▶ _What you will do_
Without the pictures, print each of the records below exactly as it appears.

▶ _Data provided_
# # # # #
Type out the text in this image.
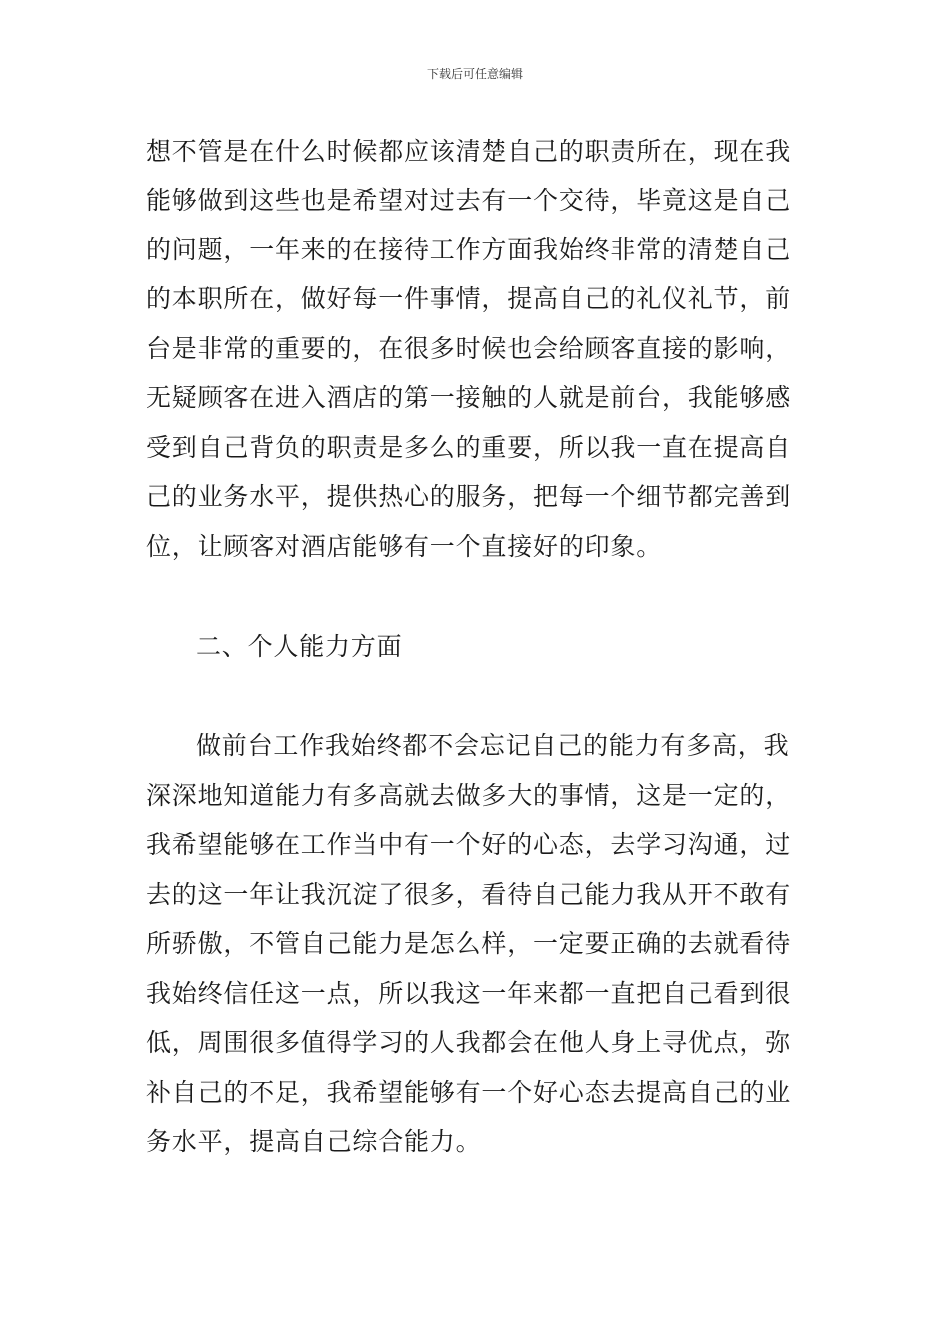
下载后可任意编辑
想不管是在什么时候都应该清楚自己的职责所在，现在我
能够做到这些也是希望对过去有一个交待，毕竟这是自己
的问题，一年来的在接待工作方面我始终非常的清楚自己
的本职所在，做好每一件事情，提高自己的礼仪礼节，前
台是非常的重要的，在很多时候也会给顾客直接的影响，
无疑顾客在进入酒店的第一接触的人就是前台，我能够感
受到自己背负的职责是多么的重要，所以我一直在提高自
己的业务水平，提供热心的服务，把每一个细节都完善到
位，让顾客对酒店能够有一个直接好的印象。
二、个人能力方面
做前台工作我始终都不会忘记自己的能力有多高，我
深深地知道能力有多高就去做多大的事情，这是一定的，
我希望能够在工作当中有一个好的心态，去学习沟通，过
去的这一年让我沉淀了很多，看待自己能力我从开不敢有
所骄傲，不管自己能力是怎么样，一定要正确的去就看待
我始终信任这一点，所以我这一年来都一直把自己看到很
低，周围很多值得学习的人我都会在他人身上寻优点，弥
补自己的不足，我希望能够有一个好心态去提高自己的业
务水平，提高自己综合能力。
# # # # #
▶ _Correct answer_
Type out the text in this image.
下载后可任意编辑
想不管是在什么时候都应该清楚自己的职责所在，现在我
能够做到这些也是希望对过去有一个交待，毕竟这是自己
的问题，一年来的在接待工作方面我始终非常的清楚自己
的本职所在，做好每一件事情，提高自己的礼仪礼节，前
台是非常的重要的，在很多时候也会给顾客直接的影响，
无疑顾客在进入酒店的第一接触的人就是前台，我能够感
受到自己背负的职责是多么的重要，所以我一直在提高自
己的业务水平，提供热心的服务，把每一个细节都完善到
位，让顾客对酒店能够有一个直接好的印象。
二、个人能力方面
做前台工作我始终都不会忘记自己的能力有多高，我
深深地知道能力有多高就去做多大的事情，这是一定的，
我希望能够在工作当中有一个好的心态，去学习沟通，过
去的这一年让我沉淀了很多，看待自己能力我从开不敢有
所骄傲，不管自己能力是怎么样，一定要正确的去就看待
我始终信任这一点，所以我这一年来都一直把自己看到很
低，周围很多值得学习的人我都会在他人身上寻优点，弥
补自己的不足，我希望能够有一个好心态去提高自己的业
务水平，提高自己综合能力。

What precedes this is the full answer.